*Your goal*
Repeat the records below exactly.

▶

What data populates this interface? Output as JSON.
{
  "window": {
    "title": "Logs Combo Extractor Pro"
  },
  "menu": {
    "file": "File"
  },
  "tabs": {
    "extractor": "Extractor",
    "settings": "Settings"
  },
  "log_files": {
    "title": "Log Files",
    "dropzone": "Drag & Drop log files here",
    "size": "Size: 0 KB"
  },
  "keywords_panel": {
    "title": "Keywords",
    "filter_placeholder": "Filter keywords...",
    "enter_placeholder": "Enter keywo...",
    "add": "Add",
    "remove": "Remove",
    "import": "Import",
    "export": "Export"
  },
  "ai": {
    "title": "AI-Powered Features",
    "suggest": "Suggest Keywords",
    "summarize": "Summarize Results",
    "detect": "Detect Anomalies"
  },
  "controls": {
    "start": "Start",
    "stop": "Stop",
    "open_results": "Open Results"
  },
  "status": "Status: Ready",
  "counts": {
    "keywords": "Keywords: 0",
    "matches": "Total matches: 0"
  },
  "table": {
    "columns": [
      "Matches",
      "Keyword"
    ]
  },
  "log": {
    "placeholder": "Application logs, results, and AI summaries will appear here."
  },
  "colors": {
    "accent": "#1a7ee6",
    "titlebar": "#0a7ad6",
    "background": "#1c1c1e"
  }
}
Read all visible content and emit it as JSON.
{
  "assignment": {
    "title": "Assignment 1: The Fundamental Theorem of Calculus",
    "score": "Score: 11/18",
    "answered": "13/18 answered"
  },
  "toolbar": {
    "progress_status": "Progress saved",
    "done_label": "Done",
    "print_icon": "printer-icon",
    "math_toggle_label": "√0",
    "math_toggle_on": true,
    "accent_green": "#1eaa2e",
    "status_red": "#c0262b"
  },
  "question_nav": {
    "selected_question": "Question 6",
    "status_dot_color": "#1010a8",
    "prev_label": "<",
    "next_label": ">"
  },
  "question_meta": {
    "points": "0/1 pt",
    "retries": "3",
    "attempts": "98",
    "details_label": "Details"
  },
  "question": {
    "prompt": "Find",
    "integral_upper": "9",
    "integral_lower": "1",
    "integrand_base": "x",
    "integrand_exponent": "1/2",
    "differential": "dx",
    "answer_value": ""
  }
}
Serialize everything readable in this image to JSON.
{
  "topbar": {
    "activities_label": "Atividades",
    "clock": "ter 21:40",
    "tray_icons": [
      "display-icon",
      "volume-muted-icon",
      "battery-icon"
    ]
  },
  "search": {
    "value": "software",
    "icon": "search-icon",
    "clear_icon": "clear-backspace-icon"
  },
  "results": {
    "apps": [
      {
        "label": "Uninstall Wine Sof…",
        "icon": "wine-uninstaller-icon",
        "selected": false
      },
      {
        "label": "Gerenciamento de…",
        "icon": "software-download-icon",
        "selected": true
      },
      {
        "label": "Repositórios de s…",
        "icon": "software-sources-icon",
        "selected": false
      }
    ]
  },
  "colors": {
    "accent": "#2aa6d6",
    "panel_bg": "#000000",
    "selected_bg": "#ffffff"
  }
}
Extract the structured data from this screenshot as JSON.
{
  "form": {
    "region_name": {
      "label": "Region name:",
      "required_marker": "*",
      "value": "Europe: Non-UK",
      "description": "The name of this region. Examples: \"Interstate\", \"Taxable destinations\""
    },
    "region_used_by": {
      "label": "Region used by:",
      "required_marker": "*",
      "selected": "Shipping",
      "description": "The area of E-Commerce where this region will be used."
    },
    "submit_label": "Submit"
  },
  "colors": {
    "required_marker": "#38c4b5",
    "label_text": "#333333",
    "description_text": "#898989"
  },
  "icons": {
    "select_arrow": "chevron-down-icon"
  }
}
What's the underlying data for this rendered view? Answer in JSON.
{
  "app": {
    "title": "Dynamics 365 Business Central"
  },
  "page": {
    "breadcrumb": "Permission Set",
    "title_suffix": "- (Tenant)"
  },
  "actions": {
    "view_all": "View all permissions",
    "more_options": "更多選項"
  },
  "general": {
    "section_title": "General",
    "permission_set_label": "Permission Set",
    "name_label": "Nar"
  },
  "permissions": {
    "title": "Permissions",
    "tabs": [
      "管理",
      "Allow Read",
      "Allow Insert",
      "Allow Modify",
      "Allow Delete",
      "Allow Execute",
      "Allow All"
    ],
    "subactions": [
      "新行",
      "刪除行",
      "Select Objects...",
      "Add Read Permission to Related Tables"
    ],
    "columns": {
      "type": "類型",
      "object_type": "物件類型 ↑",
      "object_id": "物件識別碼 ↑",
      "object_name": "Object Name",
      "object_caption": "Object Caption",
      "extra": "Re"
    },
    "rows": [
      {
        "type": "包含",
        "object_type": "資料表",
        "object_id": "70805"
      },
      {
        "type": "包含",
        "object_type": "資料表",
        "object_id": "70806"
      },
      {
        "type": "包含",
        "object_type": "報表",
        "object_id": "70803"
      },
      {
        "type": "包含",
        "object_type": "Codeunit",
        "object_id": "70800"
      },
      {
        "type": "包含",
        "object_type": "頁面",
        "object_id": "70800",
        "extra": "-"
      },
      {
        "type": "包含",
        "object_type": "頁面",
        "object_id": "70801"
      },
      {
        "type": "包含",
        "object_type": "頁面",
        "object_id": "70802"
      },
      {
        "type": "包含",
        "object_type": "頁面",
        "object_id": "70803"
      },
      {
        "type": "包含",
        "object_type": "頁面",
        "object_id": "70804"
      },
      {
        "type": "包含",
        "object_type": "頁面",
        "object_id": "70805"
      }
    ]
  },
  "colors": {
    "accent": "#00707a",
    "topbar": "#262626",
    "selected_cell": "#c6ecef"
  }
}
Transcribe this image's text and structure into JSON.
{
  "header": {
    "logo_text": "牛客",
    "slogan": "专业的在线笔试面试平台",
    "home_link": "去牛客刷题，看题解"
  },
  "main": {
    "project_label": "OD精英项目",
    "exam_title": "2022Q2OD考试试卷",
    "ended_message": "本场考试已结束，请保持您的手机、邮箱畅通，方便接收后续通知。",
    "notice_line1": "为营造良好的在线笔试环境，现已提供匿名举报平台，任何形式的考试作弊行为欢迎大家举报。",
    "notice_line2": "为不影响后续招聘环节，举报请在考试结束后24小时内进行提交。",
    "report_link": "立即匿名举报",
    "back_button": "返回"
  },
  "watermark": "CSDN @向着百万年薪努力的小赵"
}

◀

*Full output*
What data populates this interface? Output as JSON.
{
  "window": {
    "title": "Logs Combo Extractor Pro"
  },
  "menu": {
    "file": "File"
  },
  "tabs": {
    "extractor": "Extractor",
    "settings": "Settings"
  },
  "log_files": {
    "title": "Log Files",
    "dropzone": "Drag & Drop log files here",
    "size": "Size: 0 KB"
  },
  "keywords_panel": {
    "title": "Keywords",
    "filter_placeholder": "Filter keywords...",
    "enter_placeholder": "Enter keywo...",
    "add": "Add",
    "remove": "Remove",
    "import": "Import",
    "export": "Export"
  },
  "ai": {
    "title": "AI-Powered Features",
    "suggest": "Suggest Keywords",
    "summarize": "Summarize Results",
    "detect": "Detect Anomalies"
  },
  "controls": {
    "start": "Start",
    "stop": "Stop",
    "open_results": "Open Results"
  },
  "status": "Status: Ready",
  "counts": {
    "keywords": "Keywords: 0",
    "matches": "Total matches: 0"
  },
  "table": {
    "columns": [
      "Matches",
      "Keyword"
    ]
  },
  "log": {
    "placeholder": "Application logs, results, and AI summaries will appear here."
  },
  "colors": {
    "accent": "#1a7ee6",
    "titlebar": "#0a7ad6",
    "background": "#1c1c1e"
  }
}
Read all visible content and emit it as JSON.
{
  "assignment": {
    "title": "Assignment 1: The Fundamental Theorem of Calculus",
    "score": "Score: 11/18",
    "answered": "13/18 answered"
  },
  "toolbar": {
    "progress_status": "Progress saved",
    "done_label": "Done",
    "print_icon": "printer-icon",
    "math_toggle_label": "√0",
    "math_toggle_on": true,
    "accent_green": "#1eaa2e",
    "status_red": "#c0262b"
  },
  "question_nav": {
    "selected_question": "Question 6",
    "status_dot_color": "#1010a8",
    "prev_label": "<",
    "next_label": ">"
  },
  "question_meta": {
    "points": "0/1 pt",
    "retries": "3",
    "attempts": "98",
    "details_label": "Details"
  },
  "question": {
    "prompt": "Find",
    "integral_upper": "9",
    "integral_lower": "1",
    "integrand_base": "x",
    "integrand_exponent": "1/2",
    "differential": "dx",
    "answer_value": ""
  }
}
Serialize everything readable in this image to JSON.
{
  "topbar": {
    "activities_label": "Atividades",
    "clock": "ter 21:40",
    "tray_icons": [
      "display-icon",
      "volume-muted-icon",
      "battery-icon"
    ]
  },
  "search": {
    "value": "software",
    "icon": "search-icon",
    "clear_icon": "clear-backspace-icon"
  },
  "results": {
    "apps": [
      {
        "label": "Uninstall Wine Sof…",
        "icon": "wine-uninstaller-icon",
        "selected": false
      },
      {
        "label": "Gerenciamento de…",
        "icon": "software-download-icon",
        "selected": true
      },
      {
        "label": "Repositórios de s…",
        "icon": "software-sources-icon",
        "selected": false
      }
    ]
  },
  "colors": {
    "accent": "#2aa6d6",
    "panel_bg": "#000000",
    "selected_bg": "#ffffff"
  }
}
Extract the structured data from this screenshot as JSON.
{
  "form": {
    "region_name": {
      "label": "Region name:",
      "required_marker": "*",
      "value": "Europe: Non-UK",
      "description": "The name of this region. Examples: \"Interstate\", \"Taxable destinations\""
    },
    "region_used_by": {
      "label": "Region used by:",
      "required_marker": "*",
      "selected": "Shipping",
      "description": "The area of E-Commerce where this region will be used."
    },
    "submit_label": "Submit"
  },
  "colors": {
    "required_marker": "#38c4b5",
    "label_text": "#333333",
    "description_text": "#898989"
  },
  "icons": {
    "select_arrow": "chevron-down-icon"
  }
}
What's the underlying data for this rendered view? Answer in JSON.
{
  "app": {
    "title": "Dynamics 365 Business Central"
  },
  "page": {
    "breadcrumb": "Permission Set",
    "title_suffix": "- (Tenant)"
  },
  "actions": {
    "view_all": "View all permissions",
    "more_options": "更多選項"
  },
  "general": {
    "section_title": "General",
    "permission_set_label": "Permission Set",
    "name_label": "Nar"
  },
  "permissions": {
    "title": "Permissions",
    "tabs": [
      "管理",
      "Allow Read",
      "Allow Insert",
      "Allow Modify",
      "Allow Delete",
      "Allow Execute",
      "Allow All"
    ],
    "subactions": [
      "新行",
      "刪除行",
      "Select Objects...",
      "Add Read Permission to Related Tables"
    ],
    "columns": {
      "type": "類型",
      "object_type": "物件類型 ↑",
      "object_id": "物件識別碼 ↑",
      "object_name": "Object Name",
      "object_caption": "Object Caption",
      "extra": "Re"
    },
    "rows": [
      {
        "type": "包含",
        "object_type": "資料表",
        "object_id": "70805"
      },
      {
        "type": "包含",
        "object_type": "資料表",
        "object_id": "70806"
      },
      {
        "type": "包含",
        "object_type": "報表",
        "object_id": "70803"
      },
      {
        "type": "包含",
        "object_type": "Codeunit",
        "object_id": "70800"
      },
      {
        "type": "包含",
        "object_type": "頁面",
        "object_id": "70800",
        "extra": "-"
      },
      {
        "type": "包含",
        "object_type": "頁面",
        "object_id": "70801"
      },
      {
        "type": "包含",
        "object_type": "頁面",
        "object_id": "70802"
      },
      {
        "type": "包含",
        "object_type": "頁面",
        "object_id": "70803"
      },
      {
        "type": "包含",
        "object_type": "頁面",
        "object_id": "70804"
      },
      {
        "type": "包含",
        "object_type": "頁面",
        "object_id": "70805"
      }
    ]
  },
  "colors": {
    "accent": "#00707a",
    "topbar": "#262626",
    "selected_cell": "#c6ecef"
  }
}
Transcribe this image's text and structure into JSON.
{
  "header": {
    "logo_text": "牛客",
    "slogan": "专业的在线笔试面试平台",
    "home_link": "去牛客刷题，看题解"
  },
  "main": {
    "project_label": "OD精英项目",
    "exam_title": "2022Q2OD考试试卷",
    "ended_message": "本场考试已结束，请保持您的手机、邮箱畅通，方便接收后续通知。",
    "notice_line1": "为营造良好的在线笔试环境，现已提供匿名举报平台，任何形式的考试作弊行为欢迎大家举报。",
    "notice_line2": "为不影响后续招聘环节，举报请在考试结束后24小时内进行提交。",
    "report_link": "立即匿名举报",
    "back_button": "返回"
  },
  "watermark": "CSDN @向着百万年薪努力的小赵"
}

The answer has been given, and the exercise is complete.